■ **Goal**
In how many lines does the string "disabled" appear? Answer with the number only.

■ **Data in this exercise**
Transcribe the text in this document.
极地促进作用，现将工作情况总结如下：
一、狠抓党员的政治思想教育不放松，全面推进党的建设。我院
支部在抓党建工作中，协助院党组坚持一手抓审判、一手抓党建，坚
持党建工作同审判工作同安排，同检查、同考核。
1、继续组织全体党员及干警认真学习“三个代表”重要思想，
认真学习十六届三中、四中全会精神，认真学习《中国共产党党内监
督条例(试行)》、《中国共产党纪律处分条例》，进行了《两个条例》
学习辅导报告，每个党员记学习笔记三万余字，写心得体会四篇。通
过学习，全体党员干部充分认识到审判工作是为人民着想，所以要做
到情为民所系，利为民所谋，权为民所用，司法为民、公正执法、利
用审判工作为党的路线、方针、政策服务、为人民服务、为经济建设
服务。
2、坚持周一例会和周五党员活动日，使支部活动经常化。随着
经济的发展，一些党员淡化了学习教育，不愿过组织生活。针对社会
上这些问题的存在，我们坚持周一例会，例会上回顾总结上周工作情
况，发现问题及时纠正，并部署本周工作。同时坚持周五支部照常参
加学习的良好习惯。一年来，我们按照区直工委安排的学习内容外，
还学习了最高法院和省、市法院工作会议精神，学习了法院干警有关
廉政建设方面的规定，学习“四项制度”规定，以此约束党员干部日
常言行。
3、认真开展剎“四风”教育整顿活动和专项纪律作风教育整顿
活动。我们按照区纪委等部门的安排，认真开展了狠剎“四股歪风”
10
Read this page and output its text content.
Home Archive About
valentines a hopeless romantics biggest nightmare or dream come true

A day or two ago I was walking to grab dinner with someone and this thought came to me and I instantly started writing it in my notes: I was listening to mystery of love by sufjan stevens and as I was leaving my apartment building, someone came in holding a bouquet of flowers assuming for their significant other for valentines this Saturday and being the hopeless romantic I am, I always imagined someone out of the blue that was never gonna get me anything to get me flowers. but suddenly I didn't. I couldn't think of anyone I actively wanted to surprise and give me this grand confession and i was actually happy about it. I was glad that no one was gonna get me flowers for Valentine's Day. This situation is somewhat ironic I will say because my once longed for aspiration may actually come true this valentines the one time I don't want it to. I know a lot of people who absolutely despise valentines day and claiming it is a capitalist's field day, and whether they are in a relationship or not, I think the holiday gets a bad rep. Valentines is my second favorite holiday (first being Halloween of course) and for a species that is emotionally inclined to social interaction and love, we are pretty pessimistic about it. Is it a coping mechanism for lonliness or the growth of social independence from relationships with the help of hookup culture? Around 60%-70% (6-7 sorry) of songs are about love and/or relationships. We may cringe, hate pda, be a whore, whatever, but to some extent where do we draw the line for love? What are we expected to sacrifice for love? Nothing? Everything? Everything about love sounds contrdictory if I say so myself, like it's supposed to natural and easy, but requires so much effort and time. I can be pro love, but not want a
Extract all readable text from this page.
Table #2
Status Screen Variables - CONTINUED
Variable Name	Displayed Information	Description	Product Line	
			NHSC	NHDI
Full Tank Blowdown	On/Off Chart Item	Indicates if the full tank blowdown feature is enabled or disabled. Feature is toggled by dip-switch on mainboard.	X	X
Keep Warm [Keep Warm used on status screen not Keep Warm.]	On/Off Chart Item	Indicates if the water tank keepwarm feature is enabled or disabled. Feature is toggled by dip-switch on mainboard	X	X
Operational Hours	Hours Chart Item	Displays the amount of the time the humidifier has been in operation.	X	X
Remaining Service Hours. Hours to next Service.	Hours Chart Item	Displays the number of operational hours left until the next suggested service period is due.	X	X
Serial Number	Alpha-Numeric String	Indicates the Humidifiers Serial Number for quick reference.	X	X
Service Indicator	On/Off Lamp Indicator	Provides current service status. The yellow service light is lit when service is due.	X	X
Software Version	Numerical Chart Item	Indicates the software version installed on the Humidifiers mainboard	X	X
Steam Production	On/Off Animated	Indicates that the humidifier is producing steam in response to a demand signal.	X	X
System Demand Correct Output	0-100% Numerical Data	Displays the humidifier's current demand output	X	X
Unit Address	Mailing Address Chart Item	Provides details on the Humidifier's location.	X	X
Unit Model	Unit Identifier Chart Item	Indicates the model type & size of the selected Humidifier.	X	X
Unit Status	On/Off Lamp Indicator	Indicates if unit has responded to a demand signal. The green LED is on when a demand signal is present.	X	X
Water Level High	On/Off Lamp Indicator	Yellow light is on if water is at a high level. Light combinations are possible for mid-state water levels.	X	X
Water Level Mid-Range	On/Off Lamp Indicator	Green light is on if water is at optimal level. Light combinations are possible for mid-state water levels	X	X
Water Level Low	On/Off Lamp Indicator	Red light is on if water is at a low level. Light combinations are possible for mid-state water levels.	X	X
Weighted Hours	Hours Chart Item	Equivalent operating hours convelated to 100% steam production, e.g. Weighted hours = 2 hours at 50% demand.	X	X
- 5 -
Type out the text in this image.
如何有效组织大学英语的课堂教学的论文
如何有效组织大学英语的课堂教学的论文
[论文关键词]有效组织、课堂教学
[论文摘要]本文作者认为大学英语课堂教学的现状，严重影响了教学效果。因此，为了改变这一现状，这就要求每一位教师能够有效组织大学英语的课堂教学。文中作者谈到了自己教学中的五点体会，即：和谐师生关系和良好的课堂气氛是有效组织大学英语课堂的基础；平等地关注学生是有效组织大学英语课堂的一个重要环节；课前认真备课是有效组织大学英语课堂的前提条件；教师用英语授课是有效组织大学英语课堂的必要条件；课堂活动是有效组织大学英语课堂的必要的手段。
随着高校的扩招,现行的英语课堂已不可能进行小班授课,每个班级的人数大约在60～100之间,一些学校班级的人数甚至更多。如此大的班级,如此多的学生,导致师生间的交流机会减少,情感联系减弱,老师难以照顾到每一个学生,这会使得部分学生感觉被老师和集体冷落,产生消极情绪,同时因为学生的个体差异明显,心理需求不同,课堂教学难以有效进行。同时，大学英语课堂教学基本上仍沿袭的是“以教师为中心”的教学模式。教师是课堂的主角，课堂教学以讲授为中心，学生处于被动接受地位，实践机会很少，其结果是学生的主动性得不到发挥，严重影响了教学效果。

■ **Written reply**
2